:: GIVEN TASK ::
Count every line of the listing where the string "value" occurs, and reply with the count alone.

====== MATERIAL FOR THE TASK

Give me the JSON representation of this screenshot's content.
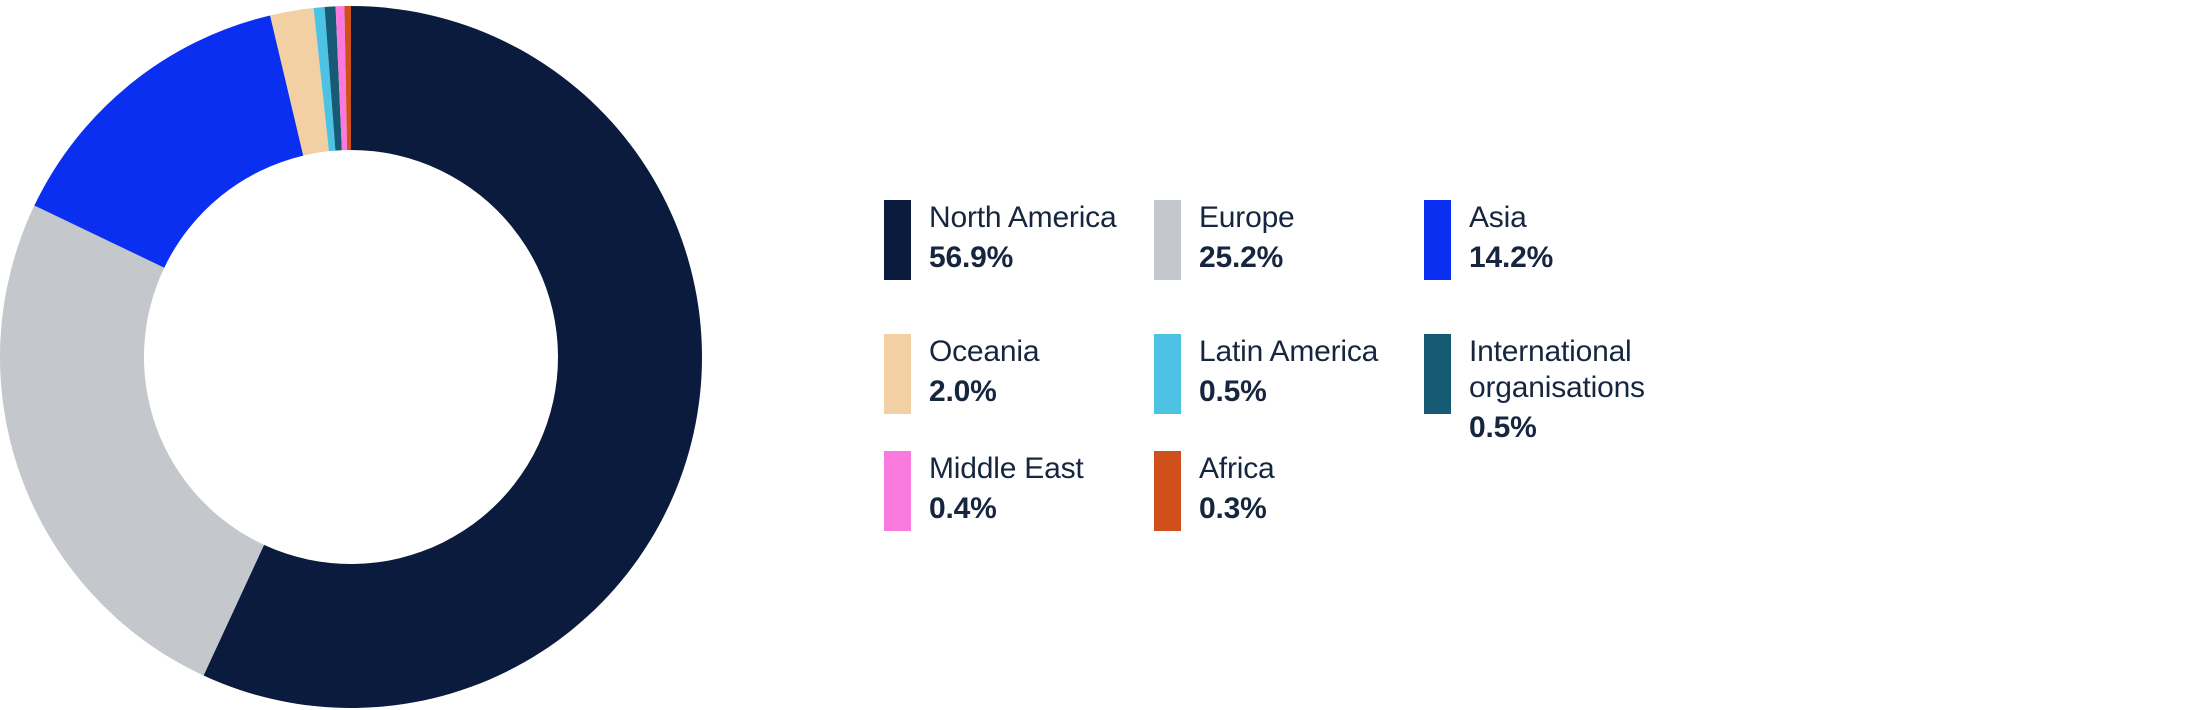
{
  "chart_data": {
    "type": "pie",
    "variant": "donut",
    "start_angle_deg": 0,
    "direction": "clockwise",
    "inner_radius_ratio": 0.59,
    "grid": false,
    "legend_position": "right",
    "legend_columns": 3,
    "background": "#FFFFFF",
    "text_color": "#17263F",
    "series": [
      {
        "label": "North America",
        "value": 56.9,
        "display": "56.9%",
        "color": "#0A1B3D"
      },
      {
        "label": "Europe",
        "value": 25.2,
        "display": "25.2%",
        "color": "#C4C7CB"
      },
      {
        "label": "Asia",
        "value": 14.2,
        "display": "14.2%",
        "color": "#0B2FF1"
      },
      {
        "label": "Oceania",
        "value": 2.0,
        "display": "2.0%",
        "color": "#F2D0A4"
      },
      {
        "label": "Latin America",
        "value": 0.5,
        "display": "0.5%",
        "color": "#4CC3E4"
      },
      {
        "label": "International organisations",
        "value": 0.5,
        "display": "0.5%",
        "color": "#175A73"
      },
      {
        "label": "Middle East",
        "value": 0.4,
        "display": "0.4%",
        "color": "#FA79DF"
      },
      {
        "label": "Africa",
        "value": 0.3,
        "display": "0.3%",
        "color": "#D0501B"
      }
    ]
  }
}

============

:: ANSWER TO THIS PROBLEM ::
8